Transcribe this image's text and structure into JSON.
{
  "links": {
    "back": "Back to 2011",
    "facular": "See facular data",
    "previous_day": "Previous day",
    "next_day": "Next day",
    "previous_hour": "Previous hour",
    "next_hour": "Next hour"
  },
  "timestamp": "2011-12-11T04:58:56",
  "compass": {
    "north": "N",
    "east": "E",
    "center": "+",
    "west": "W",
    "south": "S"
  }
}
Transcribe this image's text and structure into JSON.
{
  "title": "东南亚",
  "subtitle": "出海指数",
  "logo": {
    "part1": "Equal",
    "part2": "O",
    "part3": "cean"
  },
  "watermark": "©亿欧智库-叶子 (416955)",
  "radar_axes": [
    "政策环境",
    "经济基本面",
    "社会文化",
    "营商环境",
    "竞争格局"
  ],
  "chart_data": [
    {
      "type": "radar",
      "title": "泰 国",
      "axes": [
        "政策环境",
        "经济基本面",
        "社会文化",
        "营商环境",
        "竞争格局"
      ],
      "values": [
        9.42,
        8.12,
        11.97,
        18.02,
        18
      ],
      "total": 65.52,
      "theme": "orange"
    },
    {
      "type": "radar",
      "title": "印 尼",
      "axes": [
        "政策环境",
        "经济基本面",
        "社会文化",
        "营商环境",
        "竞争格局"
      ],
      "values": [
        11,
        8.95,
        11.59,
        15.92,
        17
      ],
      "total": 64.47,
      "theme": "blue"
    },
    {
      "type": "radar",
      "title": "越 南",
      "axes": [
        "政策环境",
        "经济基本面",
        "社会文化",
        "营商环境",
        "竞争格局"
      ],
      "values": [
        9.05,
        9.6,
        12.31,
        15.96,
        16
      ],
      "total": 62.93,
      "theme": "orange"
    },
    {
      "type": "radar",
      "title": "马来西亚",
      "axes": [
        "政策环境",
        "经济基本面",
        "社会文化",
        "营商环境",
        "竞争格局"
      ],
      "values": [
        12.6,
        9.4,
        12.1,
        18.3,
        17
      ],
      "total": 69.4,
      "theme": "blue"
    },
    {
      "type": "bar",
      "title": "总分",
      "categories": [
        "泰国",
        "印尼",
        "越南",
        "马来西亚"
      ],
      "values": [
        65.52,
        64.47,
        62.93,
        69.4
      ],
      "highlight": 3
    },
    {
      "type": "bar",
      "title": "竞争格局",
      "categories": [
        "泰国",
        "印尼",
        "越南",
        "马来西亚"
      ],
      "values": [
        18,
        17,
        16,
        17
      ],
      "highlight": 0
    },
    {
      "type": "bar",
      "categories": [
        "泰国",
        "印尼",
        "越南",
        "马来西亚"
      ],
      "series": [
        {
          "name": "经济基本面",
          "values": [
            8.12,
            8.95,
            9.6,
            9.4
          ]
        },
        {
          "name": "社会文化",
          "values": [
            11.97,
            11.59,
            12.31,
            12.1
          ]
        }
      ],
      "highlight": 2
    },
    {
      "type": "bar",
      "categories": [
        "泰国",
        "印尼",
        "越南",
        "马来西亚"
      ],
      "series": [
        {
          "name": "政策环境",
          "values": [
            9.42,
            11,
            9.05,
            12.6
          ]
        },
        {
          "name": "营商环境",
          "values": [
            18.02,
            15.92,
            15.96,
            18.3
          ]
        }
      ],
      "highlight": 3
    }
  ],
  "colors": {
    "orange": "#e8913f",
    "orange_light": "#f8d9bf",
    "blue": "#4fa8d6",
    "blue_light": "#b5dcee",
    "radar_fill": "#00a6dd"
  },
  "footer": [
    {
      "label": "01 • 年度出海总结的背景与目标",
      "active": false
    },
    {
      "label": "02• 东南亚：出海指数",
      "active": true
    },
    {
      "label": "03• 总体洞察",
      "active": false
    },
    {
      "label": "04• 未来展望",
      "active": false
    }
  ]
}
★ ★ ★ ★ ★
Task: The word "name" may appear on some lines. Report how many lines hold it, giving the number alone.

Task response: 4